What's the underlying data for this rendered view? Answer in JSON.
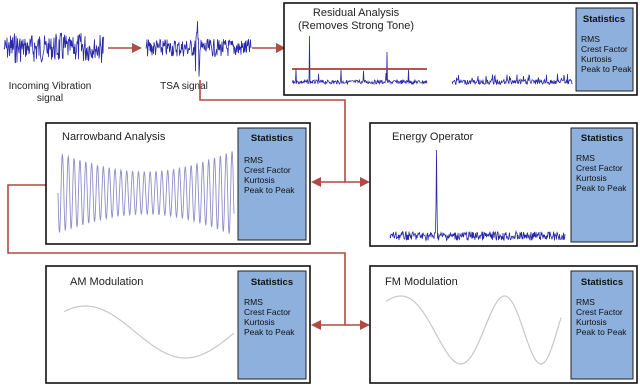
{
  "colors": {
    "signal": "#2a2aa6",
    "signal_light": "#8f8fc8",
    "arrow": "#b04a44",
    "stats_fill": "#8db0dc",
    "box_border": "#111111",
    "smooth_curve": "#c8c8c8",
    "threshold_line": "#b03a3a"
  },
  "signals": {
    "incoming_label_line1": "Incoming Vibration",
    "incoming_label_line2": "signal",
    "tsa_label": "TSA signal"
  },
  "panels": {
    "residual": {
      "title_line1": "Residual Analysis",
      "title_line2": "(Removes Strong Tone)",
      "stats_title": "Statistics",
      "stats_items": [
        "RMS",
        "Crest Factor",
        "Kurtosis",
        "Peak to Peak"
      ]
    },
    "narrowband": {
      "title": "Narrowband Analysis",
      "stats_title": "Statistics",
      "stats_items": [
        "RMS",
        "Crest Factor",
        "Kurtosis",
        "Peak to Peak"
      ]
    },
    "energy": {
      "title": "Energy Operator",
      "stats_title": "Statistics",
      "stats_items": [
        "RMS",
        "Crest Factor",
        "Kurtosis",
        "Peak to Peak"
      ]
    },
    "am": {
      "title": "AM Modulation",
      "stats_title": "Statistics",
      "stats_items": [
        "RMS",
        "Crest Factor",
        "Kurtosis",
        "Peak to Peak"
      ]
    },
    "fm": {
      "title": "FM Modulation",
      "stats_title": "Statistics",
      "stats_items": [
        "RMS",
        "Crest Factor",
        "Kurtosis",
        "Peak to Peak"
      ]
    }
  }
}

.....

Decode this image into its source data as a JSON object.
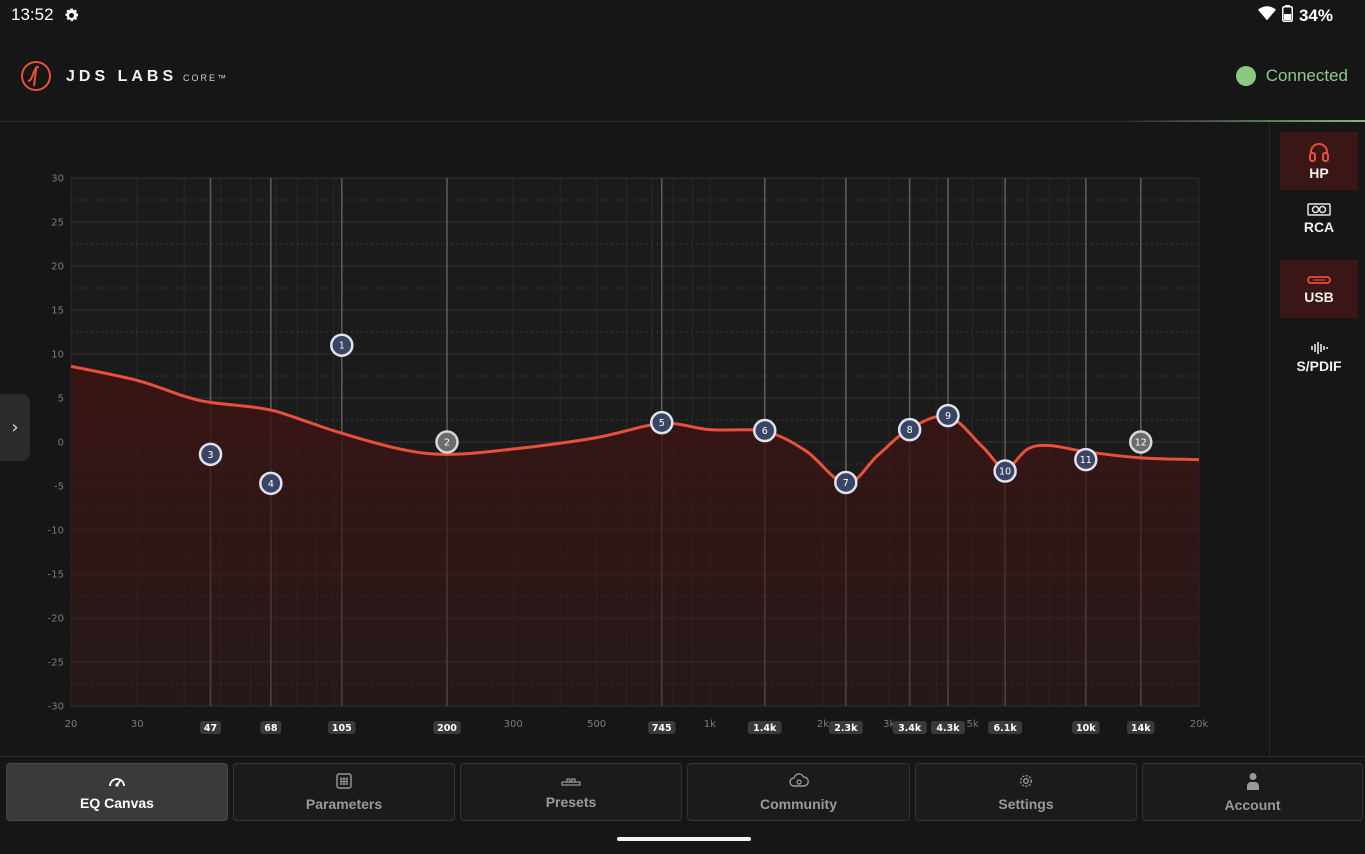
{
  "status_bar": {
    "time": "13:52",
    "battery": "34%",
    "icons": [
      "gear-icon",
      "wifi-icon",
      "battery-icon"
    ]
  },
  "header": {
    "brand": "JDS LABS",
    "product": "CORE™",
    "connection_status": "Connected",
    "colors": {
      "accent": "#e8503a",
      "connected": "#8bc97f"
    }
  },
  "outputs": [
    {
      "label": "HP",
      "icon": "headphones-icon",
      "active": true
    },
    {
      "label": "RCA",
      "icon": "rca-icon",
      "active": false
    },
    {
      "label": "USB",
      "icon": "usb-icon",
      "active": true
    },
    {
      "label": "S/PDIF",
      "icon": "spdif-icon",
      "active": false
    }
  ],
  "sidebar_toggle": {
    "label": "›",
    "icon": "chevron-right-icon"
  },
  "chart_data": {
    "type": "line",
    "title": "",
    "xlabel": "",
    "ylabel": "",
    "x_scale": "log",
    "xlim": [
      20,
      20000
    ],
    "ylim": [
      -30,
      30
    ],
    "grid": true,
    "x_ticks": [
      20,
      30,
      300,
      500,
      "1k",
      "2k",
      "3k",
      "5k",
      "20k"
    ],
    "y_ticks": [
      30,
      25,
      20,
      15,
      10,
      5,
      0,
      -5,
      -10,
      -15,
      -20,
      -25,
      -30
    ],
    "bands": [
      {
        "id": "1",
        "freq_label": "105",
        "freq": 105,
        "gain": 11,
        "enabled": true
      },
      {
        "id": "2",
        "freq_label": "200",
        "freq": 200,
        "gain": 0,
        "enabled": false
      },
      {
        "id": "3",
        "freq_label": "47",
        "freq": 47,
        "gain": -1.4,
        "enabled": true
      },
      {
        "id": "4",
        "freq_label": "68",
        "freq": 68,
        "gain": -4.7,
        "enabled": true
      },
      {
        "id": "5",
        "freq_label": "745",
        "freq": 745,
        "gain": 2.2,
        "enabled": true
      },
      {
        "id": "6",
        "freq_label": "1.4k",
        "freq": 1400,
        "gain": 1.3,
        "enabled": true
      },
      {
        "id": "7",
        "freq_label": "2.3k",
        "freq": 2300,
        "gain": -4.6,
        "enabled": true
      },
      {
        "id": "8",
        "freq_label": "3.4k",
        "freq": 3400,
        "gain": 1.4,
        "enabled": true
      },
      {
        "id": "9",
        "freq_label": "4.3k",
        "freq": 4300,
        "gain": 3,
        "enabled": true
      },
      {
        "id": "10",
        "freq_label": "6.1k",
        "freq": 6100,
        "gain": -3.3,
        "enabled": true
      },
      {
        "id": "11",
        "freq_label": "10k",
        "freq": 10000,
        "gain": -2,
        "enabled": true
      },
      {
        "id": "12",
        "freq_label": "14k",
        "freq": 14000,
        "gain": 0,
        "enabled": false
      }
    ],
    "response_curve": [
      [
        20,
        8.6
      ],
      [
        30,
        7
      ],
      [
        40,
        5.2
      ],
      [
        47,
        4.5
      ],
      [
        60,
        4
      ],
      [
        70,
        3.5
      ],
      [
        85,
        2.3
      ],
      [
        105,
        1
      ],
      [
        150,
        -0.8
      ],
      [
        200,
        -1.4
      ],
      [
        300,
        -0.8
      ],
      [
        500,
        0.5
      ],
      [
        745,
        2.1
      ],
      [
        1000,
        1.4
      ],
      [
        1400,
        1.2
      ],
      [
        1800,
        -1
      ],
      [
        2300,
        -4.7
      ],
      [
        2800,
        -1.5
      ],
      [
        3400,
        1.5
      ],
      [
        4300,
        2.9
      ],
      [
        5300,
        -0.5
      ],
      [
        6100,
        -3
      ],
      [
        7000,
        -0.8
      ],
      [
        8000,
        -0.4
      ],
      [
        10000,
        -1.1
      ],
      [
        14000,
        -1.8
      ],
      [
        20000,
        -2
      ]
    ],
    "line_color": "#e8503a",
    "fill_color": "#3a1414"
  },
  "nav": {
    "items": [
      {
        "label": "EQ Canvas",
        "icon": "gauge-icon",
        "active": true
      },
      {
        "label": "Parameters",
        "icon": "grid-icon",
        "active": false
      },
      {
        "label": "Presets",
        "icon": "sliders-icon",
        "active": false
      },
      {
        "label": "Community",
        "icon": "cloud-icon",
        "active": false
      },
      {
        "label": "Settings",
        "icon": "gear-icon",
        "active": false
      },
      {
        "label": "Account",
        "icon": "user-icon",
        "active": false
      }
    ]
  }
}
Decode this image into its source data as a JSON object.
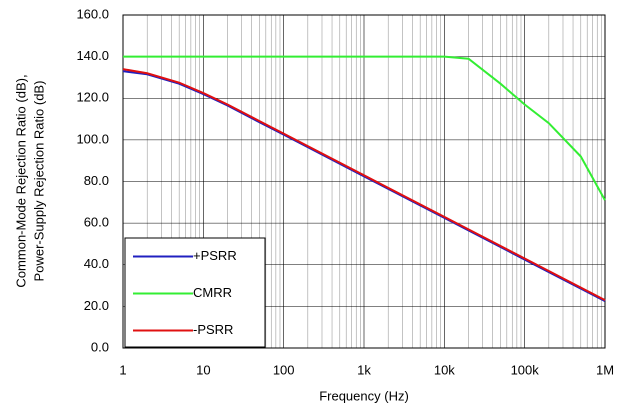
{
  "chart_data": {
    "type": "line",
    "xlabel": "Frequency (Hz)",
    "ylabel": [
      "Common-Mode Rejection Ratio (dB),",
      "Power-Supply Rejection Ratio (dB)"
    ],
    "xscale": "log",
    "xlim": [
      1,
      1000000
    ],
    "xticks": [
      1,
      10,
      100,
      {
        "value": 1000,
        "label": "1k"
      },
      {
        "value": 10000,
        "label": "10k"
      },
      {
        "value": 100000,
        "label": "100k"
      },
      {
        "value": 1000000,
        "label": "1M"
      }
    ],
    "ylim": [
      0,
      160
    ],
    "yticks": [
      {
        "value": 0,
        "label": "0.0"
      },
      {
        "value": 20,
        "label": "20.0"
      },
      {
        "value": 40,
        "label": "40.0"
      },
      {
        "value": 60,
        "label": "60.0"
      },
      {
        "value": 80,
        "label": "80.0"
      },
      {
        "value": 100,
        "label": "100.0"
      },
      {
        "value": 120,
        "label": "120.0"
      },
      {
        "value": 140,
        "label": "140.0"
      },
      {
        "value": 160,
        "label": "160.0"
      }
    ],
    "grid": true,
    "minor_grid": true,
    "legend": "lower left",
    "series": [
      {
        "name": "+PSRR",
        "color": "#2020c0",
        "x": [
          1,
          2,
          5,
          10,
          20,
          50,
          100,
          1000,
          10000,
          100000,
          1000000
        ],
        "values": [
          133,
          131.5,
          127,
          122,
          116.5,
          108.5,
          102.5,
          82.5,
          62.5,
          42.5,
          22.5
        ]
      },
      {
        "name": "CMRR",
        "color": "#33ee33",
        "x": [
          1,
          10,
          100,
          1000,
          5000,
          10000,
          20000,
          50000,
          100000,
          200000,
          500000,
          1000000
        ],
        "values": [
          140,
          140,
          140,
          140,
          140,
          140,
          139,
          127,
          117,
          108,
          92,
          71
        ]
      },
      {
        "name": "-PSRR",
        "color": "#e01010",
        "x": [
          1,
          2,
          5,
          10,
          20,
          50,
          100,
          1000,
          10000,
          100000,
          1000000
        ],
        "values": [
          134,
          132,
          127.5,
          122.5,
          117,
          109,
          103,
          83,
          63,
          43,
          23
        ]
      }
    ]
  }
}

.....

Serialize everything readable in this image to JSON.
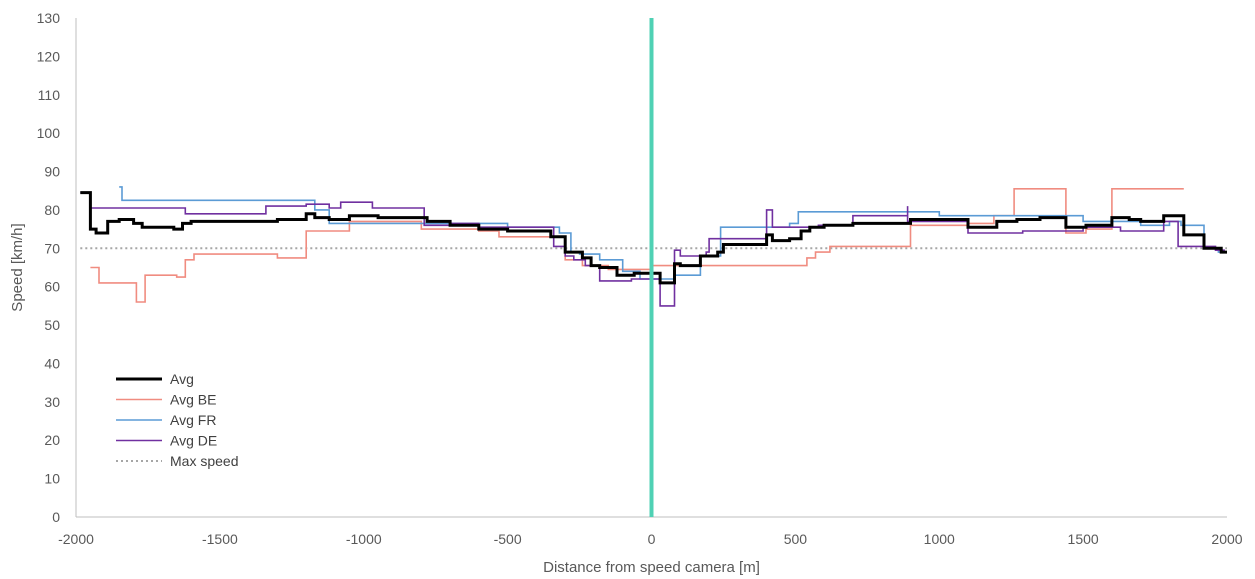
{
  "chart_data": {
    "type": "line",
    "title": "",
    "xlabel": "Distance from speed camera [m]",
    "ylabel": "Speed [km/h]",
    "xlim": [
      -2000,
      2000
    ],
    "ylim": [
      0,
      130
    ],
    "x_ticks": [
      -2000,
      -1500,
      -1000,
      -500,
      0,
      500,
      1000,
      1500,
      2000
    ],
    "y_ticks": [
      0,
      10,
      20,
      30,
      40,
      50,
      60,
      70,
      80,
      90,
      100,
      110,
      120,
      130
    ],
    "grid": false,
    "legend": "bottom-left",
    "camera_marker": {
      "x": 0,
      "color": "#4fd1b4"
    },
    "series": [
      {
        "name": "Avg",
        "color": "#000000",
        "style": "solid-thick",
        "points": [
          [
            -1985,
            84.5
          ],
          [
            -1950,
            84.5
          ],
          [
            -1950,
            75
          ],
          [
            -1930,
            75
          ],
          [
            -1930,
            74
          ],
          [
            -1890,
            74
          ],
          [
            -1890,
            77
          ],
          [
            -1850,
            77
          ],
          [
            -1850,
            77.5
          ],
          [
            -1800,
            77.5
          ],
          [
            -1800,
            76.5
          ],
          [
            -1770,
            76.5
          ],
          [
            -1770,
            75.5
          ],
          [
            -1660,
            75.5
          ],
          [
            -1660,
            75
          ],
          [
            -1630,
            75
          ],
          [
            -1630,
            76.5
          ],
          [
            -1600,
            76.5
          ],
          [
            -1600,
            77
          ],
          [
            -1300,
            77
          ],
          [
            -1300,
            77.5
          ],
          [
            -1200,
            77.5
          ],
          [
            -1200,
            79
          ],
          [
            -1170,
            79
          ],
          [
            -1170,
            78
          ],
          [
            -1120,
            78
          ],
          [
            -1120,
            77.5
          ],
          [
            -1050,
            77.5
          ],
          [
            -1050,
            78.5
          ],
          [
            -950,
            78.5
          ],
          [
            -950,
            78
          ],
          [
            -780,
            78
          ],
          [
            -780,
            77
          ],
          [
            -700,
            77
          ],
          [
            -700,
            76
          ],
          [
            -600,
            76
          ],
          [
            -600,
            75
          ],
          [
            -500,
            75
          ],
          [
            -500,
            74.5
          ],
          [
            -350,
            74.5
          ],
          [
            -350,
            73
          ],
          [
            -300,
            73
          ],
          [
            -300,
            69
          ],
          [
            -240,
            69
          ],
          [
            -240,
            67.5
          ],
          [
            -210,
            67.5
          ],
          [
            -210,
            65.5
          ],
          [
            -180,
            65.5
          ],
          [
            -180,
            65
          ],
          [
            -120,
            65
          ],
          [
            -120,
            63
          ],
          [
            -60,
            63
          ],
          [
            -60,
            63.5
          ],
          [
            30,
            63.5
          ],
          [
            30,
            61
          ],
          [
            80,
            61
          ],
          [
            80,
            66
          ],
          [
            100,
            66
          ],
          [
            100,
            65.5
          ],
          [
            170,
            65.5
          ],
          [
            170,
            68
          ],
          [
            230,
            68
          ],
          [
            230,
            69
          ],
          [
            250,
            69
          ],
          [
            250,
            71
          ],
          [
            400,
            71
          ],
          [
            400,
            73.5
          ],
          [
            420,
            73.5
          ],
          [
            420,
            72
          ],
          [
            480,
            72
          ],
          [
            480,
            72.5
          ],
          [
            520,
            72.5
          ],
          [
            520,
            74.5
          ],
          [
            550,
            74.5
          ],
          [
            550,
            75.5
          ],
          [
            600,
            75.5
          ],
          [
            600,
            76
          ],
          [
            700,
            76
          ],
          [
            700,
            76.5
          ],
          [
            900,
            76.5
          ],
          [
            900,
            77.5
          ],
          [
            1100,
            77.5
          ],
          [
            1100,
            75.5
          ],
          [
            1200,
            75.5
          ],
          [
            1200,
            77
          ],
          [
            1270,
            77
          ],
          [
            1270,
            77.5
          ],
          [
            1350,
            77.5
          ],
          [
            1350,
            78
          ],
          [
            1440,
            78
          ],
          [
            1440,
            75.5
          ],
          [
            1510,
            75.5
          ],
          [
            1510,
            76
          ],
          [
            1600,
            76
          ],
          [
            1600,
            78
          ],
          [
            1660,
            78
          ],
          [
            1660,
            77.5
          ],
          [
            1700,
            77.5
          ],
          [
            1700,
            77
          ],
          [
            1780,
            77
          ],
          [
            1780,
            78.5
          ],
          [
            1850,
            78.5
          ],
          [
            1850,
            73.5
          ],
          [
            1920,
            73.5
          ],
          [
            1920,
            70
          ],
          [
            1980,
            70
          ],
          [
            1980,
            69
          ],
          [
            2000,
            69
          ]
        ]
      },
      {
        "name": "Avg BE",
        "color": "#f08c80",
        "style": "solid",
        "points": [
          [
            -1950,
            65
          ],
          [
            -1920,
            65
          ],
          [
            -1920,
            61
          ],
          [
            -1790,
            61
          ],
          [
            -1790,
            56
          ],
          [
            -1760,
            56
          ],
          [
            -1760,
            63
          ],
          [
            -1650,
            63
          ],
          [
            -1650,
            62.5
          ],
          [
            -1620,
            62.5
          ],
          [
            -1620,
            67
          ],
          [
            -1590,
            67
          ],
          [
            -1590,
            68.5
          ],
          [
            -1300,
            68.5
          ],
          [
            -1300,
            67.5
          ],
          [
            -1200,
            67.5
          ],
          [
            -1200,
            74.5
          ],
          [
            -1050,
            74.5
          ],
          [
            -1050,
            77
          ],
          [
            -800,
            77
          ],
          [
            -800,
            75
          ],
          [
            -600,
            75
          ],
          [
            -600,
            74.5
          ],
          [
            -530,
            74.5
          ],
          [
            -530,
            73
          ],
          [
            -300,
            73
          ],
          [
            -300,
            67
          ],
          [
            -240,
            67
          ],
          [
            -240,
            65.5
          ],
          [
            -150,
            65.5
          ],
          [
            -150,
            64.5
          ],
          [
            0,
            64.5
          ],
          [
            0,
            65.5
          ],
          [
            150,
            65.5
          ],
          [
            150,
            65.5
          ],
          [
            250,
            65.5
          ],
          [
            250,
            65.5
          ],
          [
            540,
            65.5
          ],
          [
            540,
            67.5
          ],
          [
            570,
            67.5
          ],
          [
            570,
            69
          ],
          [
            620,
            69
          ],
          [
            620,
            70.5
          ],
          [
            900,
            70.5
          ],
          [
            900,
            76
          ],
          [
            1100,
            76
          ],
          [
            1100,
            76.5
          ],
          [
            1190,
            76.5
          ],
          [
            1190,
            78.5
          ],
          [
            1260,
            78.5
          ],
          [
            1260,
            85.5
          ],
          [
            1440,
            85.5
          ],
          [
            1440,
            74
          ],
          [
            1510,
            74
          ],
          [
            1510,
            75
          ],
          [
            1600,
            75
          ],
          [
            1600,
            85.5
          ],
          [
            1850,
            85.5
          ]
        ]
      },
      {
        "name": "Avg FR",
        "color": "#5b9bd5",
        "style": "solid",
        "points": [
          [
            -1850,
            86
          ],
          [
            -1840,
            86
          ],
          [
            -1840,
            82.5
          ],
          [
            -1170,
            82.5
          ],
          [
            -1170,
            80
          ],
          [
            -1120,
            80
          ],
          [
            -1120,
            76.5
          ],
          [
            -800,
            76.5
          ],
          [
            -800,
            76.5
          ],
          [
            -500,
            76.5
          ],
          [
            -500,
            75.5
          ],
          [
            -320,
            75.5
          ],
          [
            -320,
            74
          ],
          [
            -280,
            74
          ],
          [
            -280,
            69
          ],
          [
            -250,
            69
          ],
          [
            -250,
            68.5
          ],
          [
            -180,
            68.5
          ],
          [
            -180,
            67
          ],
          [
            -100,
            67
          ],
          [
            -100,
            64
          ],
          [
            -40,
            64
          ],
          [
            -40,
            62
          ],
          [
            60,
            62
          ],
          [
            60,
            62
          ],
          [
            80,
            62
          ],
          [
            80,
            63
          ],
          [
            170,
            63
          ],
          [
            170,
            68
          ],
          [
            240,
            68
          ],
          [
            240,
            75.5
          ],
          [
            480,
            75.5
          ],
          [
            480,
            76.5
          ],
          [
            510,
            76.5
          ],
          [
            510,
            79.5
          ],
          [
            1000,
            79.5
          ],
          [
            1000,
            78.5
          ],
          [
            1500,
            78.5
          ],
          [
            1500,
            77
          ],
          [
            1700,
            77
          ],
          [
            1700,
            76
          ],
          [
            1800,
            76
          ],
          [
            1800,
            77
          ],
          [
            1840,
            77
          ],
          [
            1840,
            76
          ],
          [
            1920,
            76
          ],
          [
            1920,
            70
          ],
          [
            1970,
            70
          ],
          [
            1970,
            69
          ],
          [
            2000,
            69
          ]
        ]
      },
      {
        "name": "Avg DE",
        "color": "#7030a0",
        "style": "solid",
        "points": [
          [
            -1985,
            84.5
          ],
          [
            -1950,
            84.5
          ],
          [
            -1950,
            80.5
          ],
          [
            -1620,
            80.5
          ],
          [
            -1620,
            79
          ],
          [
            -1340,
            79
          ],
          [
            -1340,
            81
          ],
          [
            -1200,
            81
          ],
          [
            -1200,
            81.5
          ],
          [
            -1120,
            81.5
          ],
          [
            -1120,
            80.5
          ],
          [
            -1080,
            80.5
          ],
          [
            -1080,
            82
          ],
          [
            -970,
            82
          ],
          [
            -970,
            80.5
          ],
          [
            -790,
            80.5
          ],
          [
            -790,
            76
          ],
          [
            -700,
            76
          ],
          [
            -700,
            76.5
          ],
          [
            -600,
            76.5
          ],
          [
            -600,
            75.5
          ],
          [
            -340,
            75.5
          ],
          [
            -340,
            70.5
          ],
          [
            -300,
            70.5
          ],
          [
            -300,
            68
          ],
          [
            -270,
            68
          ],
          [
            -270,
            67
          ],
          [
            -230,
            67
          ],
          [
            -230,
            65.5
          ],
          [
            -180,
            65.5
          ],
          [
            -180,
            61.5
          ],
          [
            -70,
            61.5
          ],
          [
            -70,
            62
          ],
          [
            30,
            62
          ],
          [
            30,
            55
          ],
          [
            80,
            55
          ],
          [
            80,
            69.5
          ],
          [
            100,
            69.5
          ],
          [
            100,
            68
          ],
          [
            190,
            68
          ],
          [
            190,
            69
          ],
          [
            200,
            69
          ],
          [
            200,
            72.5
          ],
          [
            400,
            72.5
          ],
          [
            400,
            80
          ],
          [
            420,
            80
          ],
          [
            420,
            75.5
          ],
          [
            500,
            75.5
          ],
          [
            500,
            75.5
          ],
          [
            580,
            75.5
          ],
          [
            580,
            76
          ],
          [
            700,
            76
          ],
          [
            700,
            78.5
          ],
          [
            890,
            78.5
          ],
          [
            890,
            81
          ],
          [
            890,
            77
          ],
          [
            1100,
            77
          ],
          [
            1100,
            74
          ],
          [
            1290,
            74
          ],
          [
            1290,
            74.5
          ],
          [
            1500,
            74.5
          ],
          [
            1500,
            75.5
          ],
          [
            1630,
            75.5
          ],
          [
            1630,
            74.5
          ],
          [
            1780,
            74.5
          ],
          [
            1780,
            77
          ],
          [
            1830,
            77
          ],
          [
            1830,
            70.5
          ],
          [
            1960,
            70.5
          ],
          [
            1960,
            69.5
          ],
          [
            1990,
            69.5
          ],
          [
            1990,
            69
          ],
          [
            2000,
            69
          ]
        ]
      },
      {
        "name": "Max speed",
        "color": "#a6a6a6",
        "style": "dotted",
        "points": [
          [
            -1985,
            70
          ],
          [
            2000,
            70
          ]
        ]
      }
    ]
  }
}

.....

Sift through the entries and copy every line with "this".

#### [TASK ANSWER]
What's the underlying data for this rendered view? Answer in JSON.
Decode this image into its source data as a JSON object.
Decode this image into its source data as a JSON object.
Serialize everything readable in this image to JSON.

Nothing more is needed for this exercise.